## Your goal
Report each line of the data that has "solid" somewhere in it.
## START Supplied material
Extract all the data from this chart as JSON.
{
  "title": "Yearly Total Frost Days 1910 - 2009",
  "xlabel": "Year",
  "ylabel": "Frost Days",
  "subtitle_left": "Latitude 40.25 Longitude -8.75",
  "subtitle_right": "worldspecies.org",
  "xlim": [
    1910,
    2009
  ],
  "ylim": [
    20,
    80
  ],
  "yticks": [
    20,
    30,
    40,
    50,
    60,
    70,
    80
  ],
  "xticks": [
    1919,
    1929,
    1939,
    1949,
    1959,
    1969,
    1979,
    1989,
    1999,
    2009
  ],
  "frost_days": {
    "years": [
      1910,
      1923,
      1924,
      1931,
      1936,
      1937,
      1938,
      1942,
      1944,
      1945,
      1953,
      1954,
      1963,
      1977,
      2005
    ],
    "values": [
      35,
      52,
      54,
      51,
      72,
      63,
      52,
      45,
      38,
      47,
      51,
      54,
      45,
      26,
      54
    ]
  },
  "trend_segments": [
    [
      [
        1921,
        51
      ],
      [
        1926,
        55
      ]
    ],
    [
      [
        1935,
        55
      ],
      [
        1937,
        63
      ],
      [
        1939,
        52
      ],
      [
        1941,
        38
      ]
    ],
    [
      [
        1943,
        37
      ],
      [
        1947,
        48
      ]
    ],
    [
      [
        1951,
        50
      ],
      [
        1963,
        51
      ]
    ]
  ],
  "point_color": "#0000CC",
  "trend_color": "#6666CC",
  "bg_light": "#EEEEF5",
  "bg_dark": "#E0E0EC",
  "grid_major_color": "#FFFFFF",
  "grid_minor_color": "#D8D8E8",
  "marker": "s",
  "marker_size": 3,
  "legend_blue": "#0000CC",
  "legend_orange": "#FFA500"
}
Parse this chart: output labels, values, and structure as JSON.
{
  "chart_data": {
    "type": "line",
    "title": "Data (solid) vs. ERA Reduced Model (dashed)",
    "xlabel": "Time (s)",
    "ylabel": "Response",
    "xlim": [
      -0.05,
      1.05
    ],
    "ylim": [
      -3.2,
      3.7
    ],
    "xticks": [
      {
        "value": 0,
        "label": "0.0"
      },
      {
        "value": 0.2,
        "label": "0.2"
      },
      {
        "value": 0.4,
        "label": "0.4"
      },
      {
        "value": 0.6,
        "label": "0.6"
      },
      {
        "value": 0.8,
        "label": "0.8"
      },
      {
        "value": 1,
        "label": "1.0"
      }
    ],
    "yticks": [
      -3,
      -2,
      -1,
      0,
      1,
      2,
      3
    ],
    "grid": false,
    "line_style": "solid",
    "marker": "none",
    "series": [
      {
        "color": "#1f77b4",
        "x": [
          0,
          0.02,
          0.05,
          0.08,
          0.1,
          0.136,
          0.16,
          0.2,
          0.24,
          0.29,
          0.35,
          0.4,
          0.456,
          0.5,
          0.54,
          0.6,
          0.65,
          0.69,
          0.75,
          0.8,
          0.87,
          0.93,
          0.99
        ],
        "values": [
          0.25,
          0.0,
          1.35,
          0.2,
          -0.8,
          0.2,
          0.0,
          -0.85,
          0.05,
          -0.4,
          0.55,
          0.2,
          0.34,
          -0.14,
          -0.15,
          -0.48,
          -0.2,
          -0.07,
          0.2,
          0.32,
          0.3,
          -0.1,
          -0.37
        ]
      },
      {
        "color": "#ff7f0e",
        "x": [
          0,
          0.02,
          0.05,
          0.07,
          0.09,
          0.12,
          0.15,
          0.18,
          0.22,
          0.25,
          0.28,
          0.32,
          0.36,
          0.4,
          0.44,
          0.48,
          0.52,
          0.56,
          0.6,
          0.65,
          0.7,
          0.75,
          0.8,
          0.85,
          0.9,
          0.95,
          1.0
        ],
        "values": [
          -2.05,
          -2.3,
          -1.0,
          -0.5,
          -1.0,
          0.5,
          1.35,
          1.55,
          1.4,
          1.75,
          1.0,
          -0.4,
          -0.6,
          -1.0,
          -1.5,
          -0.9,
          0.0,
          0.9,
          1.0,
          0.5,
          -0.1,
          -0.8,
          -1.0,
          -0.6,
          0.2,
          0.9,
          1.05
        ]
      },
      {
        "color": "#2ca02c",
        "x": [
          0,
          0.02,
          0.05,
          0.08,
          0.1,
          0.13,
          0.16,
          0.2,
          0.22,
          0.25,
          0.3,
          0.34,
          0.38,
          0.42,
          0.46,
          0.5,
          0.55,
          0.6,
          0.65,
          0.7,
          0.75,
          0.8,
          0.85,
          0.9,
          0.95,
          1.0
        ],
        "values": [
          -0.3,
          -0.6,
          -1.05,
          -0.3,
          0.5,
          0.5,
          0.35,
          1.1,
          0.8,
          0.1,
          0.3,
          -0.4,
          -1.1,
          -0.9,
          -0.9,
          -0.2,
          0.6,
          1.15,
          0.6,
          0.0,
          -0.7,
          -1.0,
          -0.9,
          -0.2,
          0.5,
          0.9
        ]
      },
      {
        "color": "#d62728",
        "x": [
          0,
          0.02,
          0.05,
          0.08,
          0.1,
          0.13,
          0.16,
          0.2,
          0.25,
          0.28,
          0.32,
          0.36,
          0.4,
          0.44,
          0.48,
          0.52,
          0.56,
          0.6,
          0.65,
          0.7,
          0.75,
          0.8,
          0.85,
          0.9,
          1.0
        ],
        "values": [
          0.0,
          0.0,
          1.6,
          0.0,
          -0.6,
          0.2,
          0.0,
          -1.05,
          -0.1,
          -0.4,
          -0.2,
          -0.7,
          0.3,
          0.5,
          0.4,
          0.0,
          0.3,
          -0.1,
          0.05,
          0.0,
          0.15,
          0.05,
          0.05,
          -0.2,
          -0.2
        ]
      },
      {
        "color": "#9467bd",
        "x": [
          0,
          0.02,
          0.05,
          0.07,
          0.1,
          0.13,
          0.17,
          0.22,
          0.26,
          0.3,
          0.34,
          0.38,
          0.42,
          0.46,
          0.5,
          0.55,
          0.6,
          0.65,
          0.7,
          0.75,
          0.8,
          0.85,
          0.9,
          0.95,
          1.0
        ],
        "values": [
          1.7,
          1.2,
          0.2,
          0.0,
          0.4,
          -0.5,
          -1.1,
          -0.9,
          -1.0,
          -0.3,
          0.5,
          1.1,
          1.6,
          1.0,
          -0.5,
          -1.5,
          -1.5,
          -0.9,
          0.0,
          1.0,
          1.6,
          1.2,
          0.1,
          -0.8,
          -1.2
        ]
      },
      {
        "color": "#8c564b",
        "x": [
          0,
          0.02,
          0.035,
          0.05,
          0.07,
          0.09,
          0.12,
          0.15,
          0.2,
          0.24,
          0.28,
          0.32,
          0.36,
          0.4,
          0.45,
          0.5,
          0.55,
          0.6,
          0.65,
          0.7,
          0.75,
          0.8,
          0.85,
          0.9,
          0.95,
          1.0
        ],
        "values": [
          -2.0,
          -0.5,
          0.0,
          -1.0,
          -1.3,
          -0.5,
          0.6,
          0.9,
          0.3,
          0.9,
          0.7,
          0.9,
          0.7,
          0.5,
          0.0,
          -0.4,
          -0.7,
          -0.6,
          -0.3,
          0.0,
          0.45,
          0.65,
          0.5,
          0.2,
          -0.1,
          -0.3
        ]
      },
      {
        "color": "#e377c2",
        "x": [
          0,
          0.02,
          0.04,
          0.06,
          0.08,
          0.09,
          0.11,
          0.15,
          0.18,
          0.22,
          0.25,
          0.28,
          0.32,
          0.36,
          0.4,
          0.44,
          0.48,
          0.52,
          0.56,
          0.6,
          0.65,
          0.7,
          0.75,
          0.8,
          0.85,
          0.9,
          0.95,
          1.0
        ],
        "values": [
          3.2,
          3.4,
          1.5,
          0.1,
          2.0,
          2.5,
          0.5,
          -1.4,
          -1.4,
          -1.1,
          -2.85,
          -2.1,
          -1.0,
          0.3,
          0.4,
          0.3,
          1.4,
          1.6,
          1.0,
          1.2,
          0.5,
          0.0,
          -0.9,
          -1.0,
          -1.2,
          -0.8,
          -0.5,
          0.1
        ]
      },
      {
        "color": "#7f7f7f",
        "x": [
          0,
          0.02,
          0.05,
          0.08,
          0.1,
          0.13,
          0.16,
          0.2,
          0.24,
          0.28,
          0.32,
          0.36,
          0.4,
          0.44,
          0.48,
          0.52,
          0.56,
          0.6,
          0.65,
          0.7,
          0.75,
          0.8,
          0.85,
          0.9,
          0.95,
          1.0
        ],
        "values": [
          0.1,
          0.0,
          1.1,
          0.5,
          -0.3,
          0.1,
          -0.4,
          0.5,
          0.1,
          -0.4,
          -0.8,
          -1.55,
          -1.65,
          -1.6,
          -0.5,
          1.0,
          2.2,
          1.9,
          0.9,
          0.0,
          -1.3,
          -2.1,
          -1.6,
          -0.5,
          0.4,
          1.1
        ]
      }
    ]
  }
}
## END Supplied material
## Result for this exercise
    "title": "Data (solid) vs. ERA Reduced Model (dashed)",
    "line_style": "solid",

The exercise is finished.